◆ Your task
Retype all the entries word for word, but omit the pictures.

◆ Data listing

━━━━━━━━

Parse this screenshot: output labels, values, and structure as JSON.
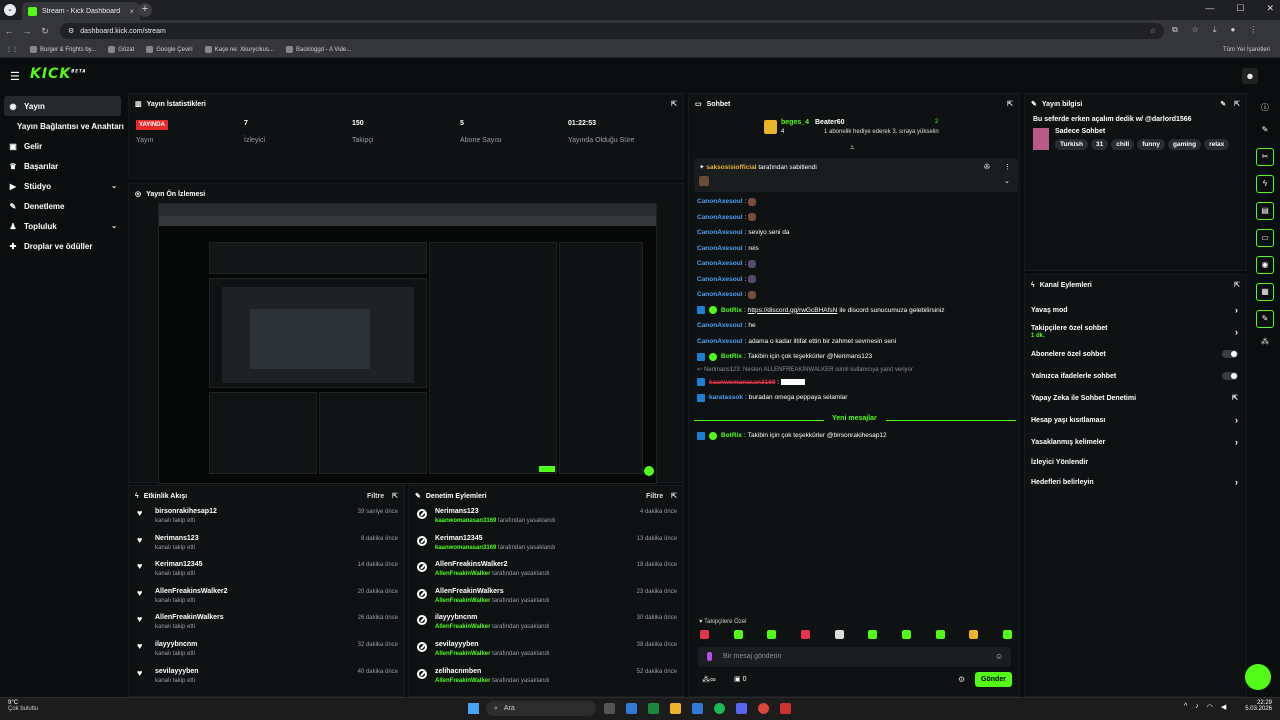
{
  "browser": {
    "tab_title": "Stream - Kick Dashboard",
    "url": "dashboard.kick.com/stream",
    "bookmarks": [
      "Burger & Frights by...",
      "Gözat",
      "Google Çeviri",
      "Kaçe ne: Xkurycikus...",
      "Backloggd - A Vide..."
    ],
    "all_bookmarks": "Tüm Yer İşaretleri"
  },
  "kick": {
    "logo": "KICK",
    "logo_sup": "BETA"
  },
  "sidebar": {
    "items": [
      {
        "label": "Yayın",
        "icon": "broadcast-icon"
      },
      {
        "label": "Yayın Bağlantısı ve Anahtarı"
      },
      {
        "label": "Gelir",
        "icon": "wallet-icon"
      },
      {
        "label": "Başarılar",
        "icon": "trophy-icon"
      },
      {
        "label": "Stüdyo",
        "icon": "video-icon"
      },
      {
        "label": "Denetleme",
        "icon": "wrench-icon"
      },
      {
        "label": "Topluluk",
        "icon": "people-icon"
      },
      {
        "label": "Droplar ve ödüller",
        "icon": "gift-icon"
      }
    ]
  },
  "stats": {
    "title": "Yayın İstatistikleri",
    "items": [
      {
        "value": "YAYINDA",
        "label": "Yayın"
      },
      {
        "value": "7",
        "label": "İzleyici"
      },
      {
        "value": "150",
        "label": "Takipçi"
      },
      {
        "value": "5",
        "label": "Abone Sayısı"
      },
      {
        "value": "01:22:53",
        "label": "Yayında Olduğu Süre"
      }
    ]
  },
  "preview": {
    "title": "Yayın Ön İzlemesi"
  },
  "feed": {
    "title": "Etkinlik Akışı",
    "filter": "Filtre",
    "rows": [
      {
        "name": "birsonrakihesap12",
        "sub": "kanalı takip etti",
        "time": "39 saniye önce"
      },
      {
        "name": "Nerimans123",
        "sub": "kanalı takip etti",
        "time": "8 dakika önce"
      },
      {
        "name": "Keriman12345",
        "sub": "kanalı takip etti",
        "time": "14 dakika önce"
      },
      {
        "name": "AllenFreakinsWalker2",
        "sub": "kanalı takip etti",
        "time": "20 dakika önce"
      },
      {
        "name": "AllenFreakinWalkers",
        "sub": "kanalı takip etti",
        "time": "26 dakika önce"
      },
      {
        "name": "ilayyybncnm",
        "sub": "kanalı takip etti",
        "time": "32 dakika önce"
      },
      {
        "name": "sevilayyyben",
        "sub": "kanalı takip etti",
        "time": "40 dakika önce"
      }
    ]
  },
  "modact": {
    "title": "Denetim Eylemleri",
    "filter": "Filtre",
    "rows": [
      {
        "name": "Nerimans123",
        "by": "kaanwomanasan3169",
        "suffix": "tarafından yasaklandı",
        "time": "4 dakika önce"
      },
      {
        "name": "Keriman12345",
        "by": "kaanwomanasan3169",
        "suffix": "tarafından yasaklandı",
        "time": "13 dakika önce"
      },
      {
        "name": "AllenFreakinsWalker2",
        "by": "AllenFreakinWalker",
        "suffix": "tarafından yasaklandı",
        "time": "18 dakika önce"
      },
      {
        "name": "AllenFreakinWalkers",
        "by": "AllenFreakinWalker",
        "suffix": "tarafından yasaklandı",
        "time": "23 dakika önce"
      },
      {
        "name": "ilayyybncnm",
        "by": "AllenFreakinWalker",
        "suffix": "tarafından yasaklandı",
        "time": "30 dakika önce"
      },
      {
        "name": "sevilayyyben",
        "by": "AllenFreakinWalker",
        "suffix": "tarafından yasaklandı",
        "time": "38 dakika önce"
      },
      {
        "name": "zelihacnmben",
        "by": "AllenFreakinWalker",
        "suffix": "tarafından yasaklandı",
        "time": "52 dakika önce"
      }
    ]
  },
  "chat": {
    "title": "Sohbet",
    "gifter1": "beges_4",
    "gifter1_count": "4",
    "gifter2": "Beater60",
    "gifter2_count": "2",
    "gift_note": "1 abonelik hediye ederek 3. sıraya yükselin",
    "pinned_by": "saksosisiofficial",
    "pinned_suffix": "tarafından sabitlendi",
    "messages": [
      {
        "user": "CanonAxesoul",
        "text": ""
      },
      {
        "user": "CanonAxesoul",
        "text": ""
      },
      {
        "user": "CanonAxesoul",
        "text": "seviyo seni da"
      },
      {
        "user": "CanonAxesoul",
        "text": "reis"
      },
      {
        "user": "CanonAxesoul",
        "text": ""
      },
      {
        "user": "CanonAxesoul",
        "text": ""
      },
      {
        "user": "CanonAxesoul",
        "text": ""
      },
      {
        "user": "BotRix",
        "bot": true,
        "link": "https://discord.gg/rwGcBHAfsN",
        "text": "ile discord sunucumuza gelebilirsiniz"
      },
      {
        "user": "CanonAxesoul",
        "text": "he"
      },
      {
        "user": "CanonAxesoul",
        "text": "adama o kadar iltifat ettin bir zahmet sevmesin seni"
      },
      {
        "user": "BotRix",
        "bot": true,
        "text": "Takibin için çok teşekkürler @Nerimans123"
      }
    ],
    "reply_note": "Nerimans123: Nesten ALLENFREAKINWALKER isimli kullanıcıya yanıt veriyor",
    "banned_user": "kaanwomanasan3169",
    "last_user": "karatassok",
    "last_text": "buradan omega peppaya selamlar",
    "new_messages": "Yeni mesajlar",
    "after_user": "BotRix",
    "after_text": "Takibin için çok teşekkürler @birsonrakihesap12",
    "followers_only": "Takipçilere Özel",
    "input_placeholder": "Bir mesaj gönderin",
    "points": "0",
    "send": "Gönder"
  },
  "info": {
    "title": "Yayın bilgisi",
    "stream_title": "Bu seferde erken açalım dedik w/ @darlord1566",
    "category": "Sadece Sohbet",
    "tags": [
      "Turkish",
      "31",
      "chill",
      "funny",
      "gaming",
      "relax"
    ]
  },
  "actions": {
    "title": "Kanal Eylemleri",
    "items": [
      {
        "label": "Yavaş mod",
        "kind": "arrow"
      },
      {
        "label": "Takipçilere özel sohbet",
        "sub": "1 dk.",
        "kind": "arrow"
      },
      {
        "label": "Abonelere özel sohbet",
        "kind": "toggle"
      },
      {
        "label": "Yalnızca ifadelerle sohbet",
        "kind": "toggle"
      },
      {
        "label": "Yapay Zeka ile Sohbet Denetimi",
        "kind": "ext"
      },
      {
        "label": "Hesap yaşı kısıtlaması",
        "kind": "arrow"
      },
      {
        "label": "Yasaklanmış kelimeler",
        "kind": "arrow"
      },
      {
        "label": "İzleyici Yönlendir",
        "kind": "none"
      },
      {
        "label": "Hedefleri belirleyin",
        "kind": "arrow"
      }
    ]
  },
  "taskbar": {
    "temp": "9°C",
    "weather": "Çok bulutlu",
    "search": "Ara",
    "time": "22:29",
    "date": "5.03.2026"
  }
}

━━━━━━━━

◆ Result of the exercise
Parse this screenshot: output labels, values, and structure as JSON.
{
  "browser": {
    "tab_title": "Stream - Kick Dashboard",
    "url": "dashboard.kick.com/stream",
    "bookmarks": [
      "Burger & Frights by...",
      "Gözat",
      "Google Çeviri",
      "Kaçe ne: Xkurycikus...",
      "Backloggd - A Vide..."
    ],
    "all_bookmarks": "Tüm Yer İşaretleri"
  },
  "kick": {
    "logo": "KICK",
    "logo_sup": "BETA"
  },
  "sidebar": {
    "items": [
      {
        "label": "Yayın",
        "icon": "broadcast-icon"
      },
      {
        "label": "Yayın Bağlantısı ve Anahtarı"
      },
      {
        "label": "Gelir",
        "icon": "wallet-icon"
      },
      {
        "label": "Başarılar",
        "icon": "trophy-icon"
      },
      {
        "label": "Stüdyo",
        "icon": "video-icon"
      },
      {
        "label": "Denetleme",
        "icon": "wrench-icon"
      },
      {
        "label": "Topluluk",
        "icon": "people-icon"
      },
      {
        "label": "Droplar ve ödüller",
        "icon": "gift-icon"
      }
    ]
  },
  "stats": {
    "title": "Yayın İstatistikleri",
    "items": [
      {
        "value": "YAYINDA",
        "label": "Yayın"
      },
      {
        "value": "7",
        "label": "İzleyici"
      },
      {
        "value": "150",
        "label": "Takipçi"
      },
      {
        "value": "5",
        "label": "Abone Sayısı"
      },
      {
        "value": "01:22:53",
        "label": "Yayında Olduğu Süre"
      }
    ]
  },
  "preview": {
    "title": "Yayın Ön İzlemesi"
  },
  "feed": {
    "title": "Etkinlik Akışı",
    "filter": "Filtre",
    "rows": [
      {
        "name": "birsonrakihesap12",
        "sub": "kanalı takip etti",
        "time": "39 saniye önce"
      },
      {
        "name": "Nerimans123",
        "sub": "kanalı takip etti",
        "time": "8 dakika önce"
      },
      {
        "name": "Keriman12345",
        "sub": "kanalı takip etti",
        "time": "14 dakika önce"
      },
      {
        "name": "AllenFreakinsWalker2",
        "sub": "kanalı takip etti",
        "time": "20 dakika önce"
      },
      {
        "name": "AllenFreakinWalkers",
        "sub": "kanalı takip etti",
        "time": "26 dakika önce"
      },
      {
        "name": "ilayyybncnm",
        "sub": "kanalı takip etti",
        "time": "32 dakika önce"
      },
      {
        "name": "sevilayyyben",
        "sub": "kanalı takip etti",
        "time": "40 dakika önce"
      }
    ]
  },
  "modact": {
    "title": "Denetim Eylemleri",
    "filter": "Filtre",
    "rows": [
      {
        "name": "Nerimans123",
        "by": "kaanwomanasan3169",
        "suffix": "tarafından yasaklandı",
        "time": "4 dakika önce"
      },
      {
        "name": "Keriman12345",
        "by": "kaanwomanasan3169",
        "suffix": "tarafından yasaklandı",
        "time": "13 dakika önce"
      },
      {
        "name": "AllenFreakinsWalker2",
        "by": "AllenFreakinWalker",
        "suffix": "tarafından yasaklandı",
        "time": "18 dakika önce"
      },
      {
        "name": "AllenFreakinWalkers",
        "by": "AllenFreakinWalker",
        "suffix": "tarafından yasaklandı",
        "time": "23 dakika önce"
      },
      {
        "name": "ilayyybncnm",
        "by": "AllenFreakinWalker",
        "suffix": "tarafından yasaklandı",
        "time": "30 dakika önce"
      },
      {
        "name": "sevilayyyben",
        "by": "AllenFreakinWalker",
        "suffix": "tarafından yasaklandı",
        "time": "38 dakika önce"
      },
      {
        "name": "zelihacnmben",
        "by": "AllenFreakinWalker",
        "suffix": "tarafından yasaklandı",
        "time": "52 dakika önce"
      }
    ]
  },
  "chat": {
    "title": "Sohbet",
    "gifter1": "beges_4",
    "gifter1_count": "4",
    "gifter2": "Beater60",
    "gifter2_count": "2",
    "gift_note": "1 abonelik hediye ederek 3. sıraya yükselin",
    "pinned_by": "saksosisiofficial",
    "pinned_suffix": "tarafından sabitlendi",
    "messages": [
      {
        "user": "CanonAxesoul",
        "text": ""
      },
      {
        "user": "CanonAxesoul",
        "text": ""
      },
      {
        "user": "CanonAxesoul",
        "text": "seviyo seni da"
      },
      {
        "user": "CanonAxesoul",
        "text": "reis"
      },
      {
        "user": "CanonAxesoul",
        "text": ""
      },
      {
        "user": "CanonAxesoul",
        "text": ""
      },
      {
        "user": "CanonAxesoul",
        "text": ""
      },
      {
        "user": "BotRix",
        "bot": true,
        "link": "https://discord.gg/rwGcBHAfsN",
        "text": "ile discord sunucumuza gelebilirsiniz"
      },
      {
        "user": "CanonAxesoul",
        "text": "he"
      },
      {
        "user": "CanonAxesoul",
        "text": "adama o kadar iltifat ettin bir zahmet sevmesin seni"
      },
      {
        "user": "BotRix",
        "bot": true,
        "text": "Takibin için çok teşekkürler @Nerimans123"
      }
    ],
    "reply_note": "Nerimans123: Nesten ALLENFREAKINWALKER isimli kullanıcıya yanıt veriyor",
    "banned_user": "kaanwomanasan3169",
    "last_user": "karatassok",
    "last_text": "buradan omega peppaya selamlar",
    "new_messages": "Yeni mesajlar",
    "after_user": "BotRix",
    "after_text": "Takibin için çok teşekkürler @birsonrakihesap12",
    "followers_only": "Takipçilere Özel",
    "input_placeholder": "Bir mesaj gönderin",
    "points": "0",
    "send": "Gönder"
  },
  "info": {
    "title": "Yayın bilgisi",
    "stream_title": "Bu seferde erken açalım dedik w/ @darlord1566",
    "category": "Sadece Sohbet",
    "tags": [
      "Turkish",
      "31",
      "chill",
      "funny",
      "gaming",
      "relax"
    ]
  },
  "actions": {
    "title": "Kanal Eylemleri",
    "items": [
      {
        "label": "Yavaş mod",
        "kind": "arrow"
      },
      {
        "label": "Takipçilere özel sohbet",
        "sub": "1 dk.",
        "kind": "arrow"
      },
      {
        "label": "Abonelere özel sohbet",
        "kind": "toggle"
      },
      {
        "label": "Yalnızca ifadelerle sohbet",
        "kind": "toggle"
      },
      {
        "label": "Yapay Zeka ile Sohbet Denetimi",
        "kind": "ext"
      },
      {
        "label": "Hesap yaşı kısıtlaması",
        "kind": "arrow"
      },
      {
        "label": "Yasaklanmış kelimeler",
        "kind": "arrow"
      },
      {
        "label": "İzleyici Yönlendir",
        "kind": "none"
      },
      {
        "label": "Hedefleri belirleyin",
        "kind": "arrow"
      }
    ]
  },
  "taskbar": {
    "temp": "9°C",
    "weather": "Çok bulutlu",
    "search": "Ara",
    "time": "22:29",
    "date": "5.03.2026"
  }
}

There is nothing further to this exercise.